** Begin Records shown **
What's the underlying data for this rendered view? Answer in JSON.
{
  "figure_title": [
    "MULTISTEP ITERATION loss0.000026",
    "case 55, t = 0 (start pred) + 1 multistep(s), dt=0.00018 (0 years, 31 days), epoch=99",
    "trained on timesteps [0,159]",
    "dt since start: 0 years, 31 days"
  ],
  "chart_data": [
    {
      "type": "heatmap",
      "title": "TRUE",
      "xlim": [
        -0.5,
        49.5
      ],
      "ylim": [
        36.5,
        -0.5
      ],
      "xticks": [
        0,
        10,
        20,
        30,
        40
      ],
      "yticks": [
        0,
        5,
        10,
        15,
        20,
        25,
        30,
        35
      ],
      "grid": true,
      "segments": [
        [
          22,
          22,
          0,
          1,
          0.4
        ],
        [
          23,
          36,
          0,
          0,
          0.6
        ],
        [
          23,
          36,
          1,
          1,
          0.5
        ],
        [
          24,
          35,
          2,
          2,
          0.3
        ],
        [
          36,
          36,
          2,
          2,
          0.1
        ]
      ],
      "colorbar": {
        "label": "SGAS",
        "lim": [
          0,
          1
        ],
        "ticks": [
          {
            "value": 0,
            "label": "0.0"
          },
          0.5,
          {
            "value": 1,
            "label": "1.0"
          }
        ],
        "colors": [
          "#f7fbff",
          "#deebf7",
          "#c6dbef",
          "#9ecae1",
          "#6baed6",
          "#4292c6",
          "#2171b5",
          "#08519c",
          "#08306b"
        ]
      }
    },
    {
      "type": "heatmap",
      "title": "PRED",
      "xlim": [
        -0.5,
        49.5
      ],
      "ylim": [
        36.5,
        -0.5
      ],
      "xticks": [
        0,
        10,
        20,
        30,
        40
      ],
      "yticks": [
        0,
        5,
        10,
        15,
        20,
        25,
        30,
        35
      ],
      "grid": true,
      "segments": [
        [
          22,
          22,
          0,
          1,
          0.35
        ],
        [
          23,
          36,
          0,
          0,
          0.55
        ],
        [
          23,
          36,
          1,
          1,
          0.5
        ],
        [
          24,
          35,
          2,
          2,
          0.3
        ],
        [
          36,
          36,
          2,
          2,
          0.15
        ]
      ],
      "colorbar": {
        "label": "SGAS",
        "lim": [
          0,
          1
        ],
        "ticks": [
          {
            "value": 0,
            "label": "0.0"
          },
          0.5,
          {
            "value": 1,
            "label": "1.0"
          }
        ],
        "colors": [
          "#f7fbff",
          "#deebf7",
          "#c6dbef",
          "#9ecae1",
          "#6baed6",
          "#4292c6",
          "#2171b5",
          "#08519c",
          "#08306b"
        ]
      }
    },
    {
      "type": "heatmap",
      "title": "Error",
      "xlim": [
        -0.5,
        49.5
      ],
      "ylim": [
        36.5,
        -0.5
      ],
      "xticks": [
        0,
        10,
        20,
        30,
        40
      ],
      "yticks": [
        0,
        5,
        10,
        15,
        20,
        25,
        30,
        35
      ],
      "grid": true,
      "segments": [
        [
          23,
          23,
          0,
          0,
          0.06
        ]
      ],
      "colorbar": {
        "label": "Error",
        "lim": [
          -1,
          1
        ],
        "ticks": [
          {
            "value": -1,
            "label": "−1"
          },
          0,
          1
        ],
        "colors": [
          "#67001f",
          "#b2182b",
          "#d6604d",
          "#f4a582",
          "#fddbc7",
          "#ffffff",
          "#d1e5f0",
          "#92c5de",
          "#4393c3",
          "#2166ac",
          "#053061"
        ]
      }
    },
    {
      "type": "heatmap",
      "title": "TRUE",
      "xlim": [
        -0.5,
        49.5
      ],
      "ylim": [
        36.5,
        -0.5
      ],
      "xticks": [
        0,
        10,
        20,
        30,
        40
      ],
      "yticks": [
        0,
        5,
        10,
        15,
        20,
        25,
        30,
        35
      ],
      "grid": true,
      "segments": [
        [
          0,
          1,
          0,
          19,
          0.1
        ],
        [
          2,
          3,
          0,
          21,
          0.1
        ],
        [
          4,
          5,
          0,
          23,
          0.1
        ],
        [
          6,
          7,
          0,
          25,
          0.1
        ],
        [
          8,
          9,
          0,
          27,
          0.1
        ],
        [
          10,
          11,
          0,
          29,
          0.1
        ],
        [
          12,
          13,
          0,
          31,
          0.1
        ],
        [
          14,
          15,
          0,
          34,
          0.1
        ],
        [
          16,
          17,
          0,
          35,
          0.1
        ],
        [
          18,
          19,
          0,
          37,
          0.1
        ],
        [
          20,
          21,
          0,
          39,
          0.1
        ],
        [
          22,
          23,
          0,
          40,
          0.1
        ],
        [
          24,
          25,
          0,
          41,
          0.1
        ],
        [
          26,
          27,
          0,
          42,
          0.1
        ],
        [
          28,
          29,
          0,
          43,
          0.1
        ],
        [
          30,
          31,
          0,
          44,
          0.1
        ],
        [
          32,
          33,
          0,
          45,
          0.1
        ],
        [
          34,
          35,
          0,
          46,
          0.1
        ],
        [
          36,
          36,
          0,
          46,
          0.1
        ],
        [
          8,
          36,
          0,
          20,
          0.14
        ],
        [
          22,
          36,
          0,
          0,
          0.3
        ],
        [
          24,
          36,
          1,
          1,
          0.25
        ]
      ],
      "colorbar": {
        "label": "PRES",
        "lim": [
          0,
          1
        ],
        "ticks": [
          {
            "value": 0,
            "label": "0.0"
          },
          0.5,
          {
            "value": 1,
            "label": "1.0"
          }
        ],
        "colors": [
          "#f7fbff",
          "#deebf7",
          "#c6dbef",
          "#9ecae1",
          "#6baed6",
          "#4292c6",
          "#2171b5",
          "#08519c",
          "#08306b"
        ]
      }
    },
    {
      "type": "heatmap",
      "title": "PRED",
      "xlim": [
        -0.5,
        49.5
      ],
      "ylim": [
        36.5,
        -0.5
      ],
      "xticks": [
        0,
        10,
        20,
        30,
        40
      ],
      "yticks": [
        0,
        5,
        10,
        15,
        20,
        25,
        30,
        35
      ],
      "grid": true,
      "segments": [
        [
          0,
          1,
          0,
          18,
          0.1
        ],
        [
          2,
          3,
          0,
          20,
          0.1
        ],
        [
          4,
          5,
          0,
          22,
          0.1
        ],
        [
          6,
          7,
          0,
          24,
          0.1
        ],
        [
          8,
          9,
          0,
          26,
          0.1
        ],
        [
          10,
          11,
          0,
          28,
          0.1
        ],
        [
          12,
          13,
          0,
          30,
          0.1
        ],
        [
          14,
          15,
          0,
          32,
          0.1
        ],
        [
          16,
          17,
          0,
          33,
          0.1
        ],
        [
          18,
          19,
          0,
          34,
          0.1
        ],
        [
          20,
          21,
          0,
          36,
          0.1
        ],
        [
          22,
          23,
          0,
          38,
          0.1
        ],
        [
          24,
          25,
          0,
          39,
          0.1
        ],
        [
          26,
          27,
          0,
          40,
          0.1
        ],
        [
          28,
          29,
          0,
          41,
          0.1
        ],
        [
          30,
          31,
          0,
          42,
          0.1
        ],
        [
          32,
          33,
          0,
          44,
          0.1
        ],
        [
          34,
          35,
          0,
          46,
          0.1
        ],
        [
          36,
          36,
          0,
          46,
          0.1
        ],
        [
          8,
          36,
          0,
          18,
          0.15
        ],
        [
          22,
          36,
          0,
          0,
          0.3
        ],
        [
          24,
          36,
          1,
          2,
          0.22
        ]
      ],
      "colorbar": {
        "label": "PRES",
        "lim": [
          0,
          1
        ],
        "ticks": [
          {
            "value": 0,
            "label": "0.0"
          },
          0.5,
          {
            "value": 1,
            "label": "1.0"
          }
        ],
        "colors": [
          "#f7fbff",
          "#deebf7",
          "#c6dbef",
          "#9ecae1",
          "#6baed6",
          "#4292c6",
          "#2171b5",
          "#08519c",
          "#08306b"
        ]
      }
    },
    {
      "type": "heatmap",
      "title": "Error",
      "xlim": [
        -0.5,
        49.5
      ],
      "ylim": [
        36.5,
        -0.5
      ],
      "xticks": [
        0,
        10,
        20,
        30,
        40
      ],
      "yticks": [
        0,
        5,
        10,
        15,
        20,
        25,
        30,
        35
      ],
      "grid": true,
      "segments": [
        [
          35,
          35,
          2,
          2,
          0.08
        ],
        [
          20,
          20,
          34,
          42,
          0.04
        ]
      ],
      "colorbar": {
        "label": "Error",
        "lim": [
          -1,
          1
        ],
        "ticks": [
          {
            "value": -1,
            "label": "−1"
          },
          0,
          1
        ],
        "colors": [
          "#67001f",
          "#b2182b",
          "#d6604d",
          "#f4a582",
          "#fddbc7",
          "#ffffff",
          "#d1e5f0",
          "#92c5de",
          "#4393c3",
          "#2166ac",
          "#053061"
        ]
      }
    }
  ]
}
** End Records shown **
Written problem >> Search the entries for the word "start" and gather every line where it appears.

Written solution >>
    "case 55, t = 0 (start pred) + 1 multistep(s), dt=0.00018 (0 years, 31 days), epoch=99",
    "dt since start: 0 years, 31 days"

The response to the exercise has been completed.